• _INSTRUCTIONS FOR THE TASK_: Repeat the whole of the data, keeping every detail the same.

• _INPUT RECORDS_:
————————

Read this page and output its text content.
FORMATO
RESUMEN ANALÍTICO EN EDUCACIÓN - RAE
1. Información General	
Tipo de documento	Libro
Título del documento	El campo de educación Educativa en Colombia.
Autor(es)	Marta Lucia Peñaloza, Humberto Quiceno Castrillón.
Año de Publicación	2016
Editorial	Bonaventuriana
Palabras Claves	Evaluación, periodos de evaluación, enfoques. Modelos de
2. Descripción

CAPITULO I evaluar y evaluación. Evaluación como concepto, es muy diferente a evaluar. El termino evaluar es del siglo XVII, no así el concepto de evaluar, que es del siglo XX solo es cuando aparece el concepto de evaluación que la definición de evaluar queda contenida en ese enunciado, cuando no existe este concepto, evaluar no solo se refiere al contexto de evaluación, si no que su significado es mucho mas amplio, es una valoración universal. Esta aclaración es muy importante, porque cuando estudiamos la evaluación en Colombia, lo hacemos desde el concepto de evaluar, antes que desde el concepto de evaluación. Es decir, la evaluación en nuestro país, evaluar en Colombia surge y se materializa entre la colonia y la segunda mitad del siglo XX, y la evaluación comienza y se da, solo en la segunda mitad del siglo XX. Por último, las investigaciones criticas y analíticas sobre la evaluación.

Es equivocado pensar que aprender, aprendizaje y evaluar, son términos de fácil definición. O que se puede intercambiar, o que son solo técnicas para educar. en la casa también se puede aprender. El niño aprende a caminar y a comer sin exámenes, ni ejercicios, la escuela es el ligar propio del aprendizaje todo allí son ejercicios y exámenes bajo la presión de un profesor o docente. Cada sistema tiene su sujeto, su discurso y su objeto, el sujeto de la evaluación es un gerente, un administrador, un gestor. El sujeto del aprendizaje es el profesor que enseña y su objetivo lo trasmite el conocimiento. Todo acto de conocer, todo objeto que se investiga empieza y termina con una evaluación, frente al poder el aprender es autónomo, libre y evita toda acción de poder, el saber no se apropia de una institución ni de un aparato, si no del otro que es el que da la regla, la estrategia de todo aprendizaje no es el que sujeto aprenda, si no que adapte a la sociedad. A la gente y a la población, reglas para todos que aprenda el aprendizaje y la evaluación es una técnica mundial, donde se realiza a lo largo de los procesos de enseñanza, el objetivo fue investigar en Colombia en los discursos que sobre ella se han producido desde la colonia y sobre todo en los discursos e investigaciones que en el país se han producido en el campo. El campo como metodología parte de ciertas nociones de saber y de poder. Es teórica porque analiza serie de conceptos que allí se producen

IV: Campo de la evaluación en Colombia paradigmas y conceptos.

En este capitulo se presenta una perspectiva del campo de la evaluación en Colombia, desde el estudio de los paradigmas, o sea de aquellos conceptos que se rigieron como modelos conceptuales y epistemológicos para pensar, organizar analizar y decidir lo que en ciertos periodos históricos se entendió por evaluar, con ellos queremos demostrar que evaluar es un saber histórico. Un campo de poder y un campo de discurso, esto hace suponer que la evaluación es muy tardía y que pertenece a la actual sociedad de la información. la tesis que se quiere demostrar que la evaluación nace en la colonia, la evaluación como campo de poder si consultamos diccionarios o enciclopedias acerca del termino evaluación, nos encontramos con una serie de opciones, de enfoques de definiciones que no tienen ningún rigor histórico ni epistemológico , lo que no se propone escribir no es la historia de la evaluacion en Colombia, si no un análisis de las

————————

• _SOLUTION FOR THIS EXERCISE_:
Read this page and output its text content.
FORMATO
RESUMEN ANALÍTICO EN EDUCACIÓN - RAE
1. Información General	
Tipo de documento	Libro
Título del documento	El campo de educación Educativa en Colombia.
Autor(es)	Marta Lucia Peñaloza, Humberto Quiceno Castrillón.
Año de Publicación	2016
Editorial	Bonaventuriana
Palabras Claves	Evaluación, periodos de evaluación, enfoques. Modelos de
2. Descripción

CAPITULO I evaluar y evaluación. Evaluación como concepto, es muy diferente a evaluar. El termino evaluar es del siglo XVII, no así el concepto de evaluar, que es del siglo XX solo es cuando aparece el concepto de evaluación que la definición de evaluar queda contenida en ese enunciado, cuando no existe este concepto, evaluar no solo se refiere al contexto de evaluación, si no que su significado es mucho mas amplio, es una valoración universal. Esta aclaración es muy importante, porque cuando estudiamos la evaluación en Colombia, lo hacemos desde el concepto de evaluar, antes que desde el concepto de evaluación. Es decir, la evaluación en nuestro país, evaluar en Colombia surge y se materializa entre la colonia y la segunda mitad del siglo XX, y la evaluación comienza y se da, solo en la segunda mitad del siglo XX. Por último, las investigaciones criticas y analíticas sobre la evaluación.

Es equivocado pensar que aprender, aprendizaje y evaluar, son términos de fácil definición. O que se puede intercambiar, o que son solo técnicas para educar. en la casa también se puede aprender. El niño aprende a caminar y a comer sin exámenes, ni ejercicios, la escuela es el ligar propio del aprendizaje todo allí son ejercicios y exámenes bajo la presión de un profesor o docente. Cada sistema tiene su sujeto, su discurso y su objeto, el sujeto de la evaluación es un gerente, un administrador, un gestor. El sujeto del aprendizaje es el profesor que enseña y su objetivo lo trasmite el conocimiento. Todo acto de conocer, todo objeto que se investiga empieza y termina con una evaluación, frente al poder el aprender es autónomo, libre y evita toda acción de poder, el saber no se apropia de una institución ni de un aparato, si no del otro que es el que da la regla, la estrategia de todo aprendizaje no es el que sujeto aprenda, si no que adapte a la sociedad. A la gente y a la población, reglas para todos que aprenda el aprendizaje y la evaluación es una técnica mundial, donde se realiza a lo largo de los procesos de enseñanza, el objetivo fue investigar en Colombia en los discursos que sobre ella se han producido desde la colonia y sobre todo en los discursos e investigaciones que en el país se han producido en el campo. El campo como metodología parte de ciertas nociones de saber y de poder. Es teórica porque analiza serie de conceptos que allí se producen

IV: Campo de la evaluación en Colombia paradigmas y conceptos.

En este capitulo se presenta una perspectiva del campo de la evaluación en Colombia, desde el estudio de los paradigmas, o sea de aquellos conceptos que se rigieron como modelos conceptuales y epistemológicos para pensar, organizar analizar y decidir lo que en ciertos periodos históricos se entendió por evaluar, con ellos queremos demostrar que evaluar es un saber histórico. Un campo de poder y un campo de discurso, esto hace suponer que la evaluación es muy tardía y que pertenece a la actual sociedad de la información. la tesis que se quiere demostrar que la evaluación nace en la colonia, la evaluación como campo de poder si consultamos diccionarios o enciclopedias acerca del termino evaluación, nos encontramos con una serie de opciones, de enfoques de definiciones que no tienen ningún rigor histórico ni epistemológico , lo que no se propone escribir no es la historia de la evaluacion en Colombia, si no un análisis de las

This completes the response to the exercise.